To be done – Gather every line from the entries below that includes "JSON".

Dataset excerpts –
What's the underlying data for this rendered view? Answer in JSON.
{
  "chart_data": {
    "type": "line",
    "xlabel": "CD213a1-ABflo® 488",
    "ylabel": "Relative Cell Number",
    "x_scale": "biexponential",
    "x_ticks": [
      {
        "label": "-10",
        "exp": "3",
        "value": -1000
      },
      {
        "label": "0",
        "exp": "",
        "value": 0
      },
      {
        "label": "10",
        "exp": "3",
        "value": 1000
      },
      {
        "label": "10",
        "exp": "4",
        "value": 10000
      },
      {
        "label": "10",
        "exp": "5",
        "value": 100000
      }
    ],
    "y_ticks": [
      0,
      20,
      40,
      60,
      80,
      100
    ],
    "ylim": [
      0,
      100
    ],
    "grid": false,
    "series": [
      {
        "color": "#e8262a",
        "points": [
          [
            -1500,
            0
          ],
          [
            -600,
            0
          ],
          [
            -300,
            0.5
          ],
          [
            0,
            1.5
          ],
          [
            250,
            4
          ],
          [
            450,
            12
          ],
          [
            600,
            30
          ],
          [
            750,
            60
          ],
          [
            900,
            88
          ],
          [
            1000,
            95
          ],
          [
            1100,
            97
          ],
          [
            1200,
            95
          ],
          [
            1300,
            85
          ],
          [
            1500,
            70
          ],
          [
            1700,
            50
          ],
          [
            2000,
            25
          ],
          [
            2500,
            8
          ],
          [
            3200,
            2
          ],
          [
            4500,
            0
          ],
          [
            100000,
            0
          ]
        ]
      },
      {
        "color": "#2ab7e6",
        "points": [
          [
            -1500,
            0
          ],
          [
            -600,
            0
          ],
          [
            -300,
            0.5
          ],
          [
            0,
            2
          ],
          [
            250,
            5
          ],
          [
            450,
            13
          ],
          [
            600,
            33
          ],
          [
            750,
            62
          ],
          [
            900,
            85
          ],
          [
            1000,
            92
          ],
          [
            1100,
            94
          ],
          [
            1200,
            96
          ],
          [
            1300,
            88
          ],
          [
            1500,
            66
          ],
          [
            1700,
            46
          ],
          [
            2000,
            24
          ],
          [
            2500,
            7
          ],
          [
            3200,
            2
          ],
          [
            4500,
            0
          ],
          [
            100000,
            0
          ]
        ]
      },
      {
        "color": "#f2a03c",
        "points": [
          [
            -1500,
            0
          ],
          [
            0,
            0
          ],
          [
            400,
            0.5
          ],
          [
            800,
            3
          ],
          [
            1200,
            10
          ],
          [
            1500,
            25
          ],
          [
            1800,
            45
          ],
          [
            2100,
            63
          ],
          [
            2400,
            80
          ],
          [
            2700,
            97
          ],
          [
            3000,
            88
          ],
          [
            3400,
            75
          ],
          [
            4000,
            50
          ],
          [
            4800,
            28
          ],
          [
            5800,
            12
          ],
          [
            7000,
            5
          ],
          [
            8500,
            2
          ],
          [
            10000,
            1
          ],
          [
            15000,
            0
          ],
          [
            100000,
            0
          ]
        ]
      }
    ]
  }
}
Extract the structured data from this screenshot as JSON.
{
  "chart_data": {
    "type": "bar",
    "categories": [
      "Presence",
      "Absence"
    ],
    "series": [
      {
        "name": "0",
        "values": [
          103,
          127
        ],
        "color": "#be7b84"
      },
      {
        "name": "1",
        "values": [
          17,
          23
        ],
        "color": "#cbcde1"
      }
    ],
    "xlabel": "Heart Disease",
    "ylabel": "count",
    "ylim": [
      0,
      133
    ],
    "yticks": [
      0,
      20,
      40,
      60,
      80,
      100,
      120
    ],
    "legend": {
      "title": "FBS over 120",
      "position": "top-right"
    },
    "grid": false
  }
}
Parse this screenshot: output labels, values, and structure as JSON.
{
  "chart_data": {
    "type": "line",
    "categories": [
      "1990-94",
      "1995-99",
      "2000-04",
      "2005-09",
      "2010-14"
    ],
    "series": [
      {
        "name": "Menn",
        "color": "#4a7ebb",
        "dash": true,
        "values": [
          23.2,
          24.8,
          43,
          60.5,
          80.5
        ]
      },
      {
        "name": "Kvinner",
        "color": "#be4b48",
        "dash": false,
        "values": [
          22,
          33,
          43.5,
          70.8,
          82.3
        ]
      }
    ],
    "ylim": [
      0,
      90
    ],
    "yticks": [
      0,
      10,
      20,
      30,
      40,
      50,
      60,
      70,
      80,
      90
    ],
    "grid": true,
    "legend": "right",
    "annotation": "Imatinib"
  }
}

Full solution –
What's the underlying data for this rendered view? Answer in JSON.
Extract the structured data from this screenshot as JSON.
Parse this screenshot: output labels, values, and structure as JSON.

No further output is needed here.